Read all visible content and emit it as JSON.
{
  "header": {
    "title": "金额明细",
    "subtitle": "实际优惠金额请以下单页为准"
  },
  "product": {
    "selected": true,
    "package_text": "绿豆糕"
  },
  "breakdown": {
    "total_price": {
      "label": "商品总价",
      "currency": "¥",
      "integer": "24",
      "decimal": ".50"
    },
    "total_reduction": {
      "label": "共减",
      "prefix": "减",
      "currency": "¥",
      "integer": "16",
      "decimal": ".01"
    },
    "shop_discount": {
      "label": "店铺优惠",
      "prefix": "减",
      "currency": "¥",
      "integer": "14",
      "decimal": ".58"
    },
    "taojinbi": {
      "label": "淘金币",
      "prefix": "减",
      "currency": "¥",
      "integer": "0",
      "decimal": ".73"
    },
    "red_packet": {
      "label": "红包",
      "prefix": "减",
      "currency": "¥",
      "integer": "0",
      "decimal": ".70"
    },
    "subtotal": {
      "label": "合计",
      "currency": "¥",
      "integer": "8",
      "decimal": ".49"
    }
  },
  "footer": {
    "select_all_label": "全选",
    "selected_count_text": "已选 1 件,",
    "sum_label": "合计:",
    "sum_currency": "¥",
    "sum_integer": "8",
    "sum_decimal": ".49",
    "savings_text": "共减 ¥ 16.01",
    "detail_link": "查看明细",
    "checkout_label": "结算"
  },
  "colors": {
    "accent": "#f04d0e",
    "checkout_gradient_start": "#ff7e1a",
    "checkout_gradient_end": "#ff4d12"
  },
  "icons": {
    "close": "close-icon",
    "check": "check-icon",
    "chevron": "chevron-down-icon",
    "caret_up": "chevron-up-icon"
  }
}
----------
■ **THE PROBLEM**:
Word for word, extract all the records.

■ **CORRECT OUTPUT**:
Read all visible content and emit it as JSON.
{
  "header": {
    "title": "金额明细",
    "subtitle": "实际优惠金额请以下单页为准"
  },
  "product": {
    "selected": true,
    "package_text": "绿豆糕"
  },
  "breakdown": {
    "total_price": {
      "label": "商品总价",
      "currency": "¥",
      "integer": "24",
      "decimal": ".50"
    },
    "total_reduction": {
      "label": "共减",
      "prefix": "减",
      "currency": "¥",
      "integer": "16",
      "decimal": ".01"
    },
    "shop_discount": {
      "label": "店铺优惠",
      "prefix": "减",
      "currency": "¥",
      "integer": "14",
      "decimal": ".58"
    },
    "taojinbi": {
      "label": "淘金币",
      "prefix": "减",
      "currency": "¥",
      "integer": "0",
      "decimal": ".73"
    },
    "red_packet": {
      "label": "红包",
      "prefix": "减",
      "currency": "¥",
      "integer": "0",
      "decimal": ".70"
    },
    "subtotal": {
      "label": "合计",
      "currency": "¥",
      "integer": "8",
      "decimal": ".49"
    }
  },
  "footer": {
    "select_all_label": "全选",
    "selected_count_text": "已选 1 件,",
    "sum_label": "合计:",
    "sum_currency": "¥",
    "sum_integer": "8",
    "sum_decimal": ".49",
    "savings_text": "共减 ¥ 16.01",
    "detail_link": "查看明细",
    "checkout_label": "结算"
  },
  "colors": {
    "accent": "#f04d0e",
    "checkout_gradient_start": "#ff7e1a",
    "checkout_gradient_end": "#ff4d12"
  },
  "icons": {
    "close": "close-icon",
    "check": "check-icon",
    "chevron": "chevron-down-icon",
    "caret_up": "chevron-up-icon"
  }
}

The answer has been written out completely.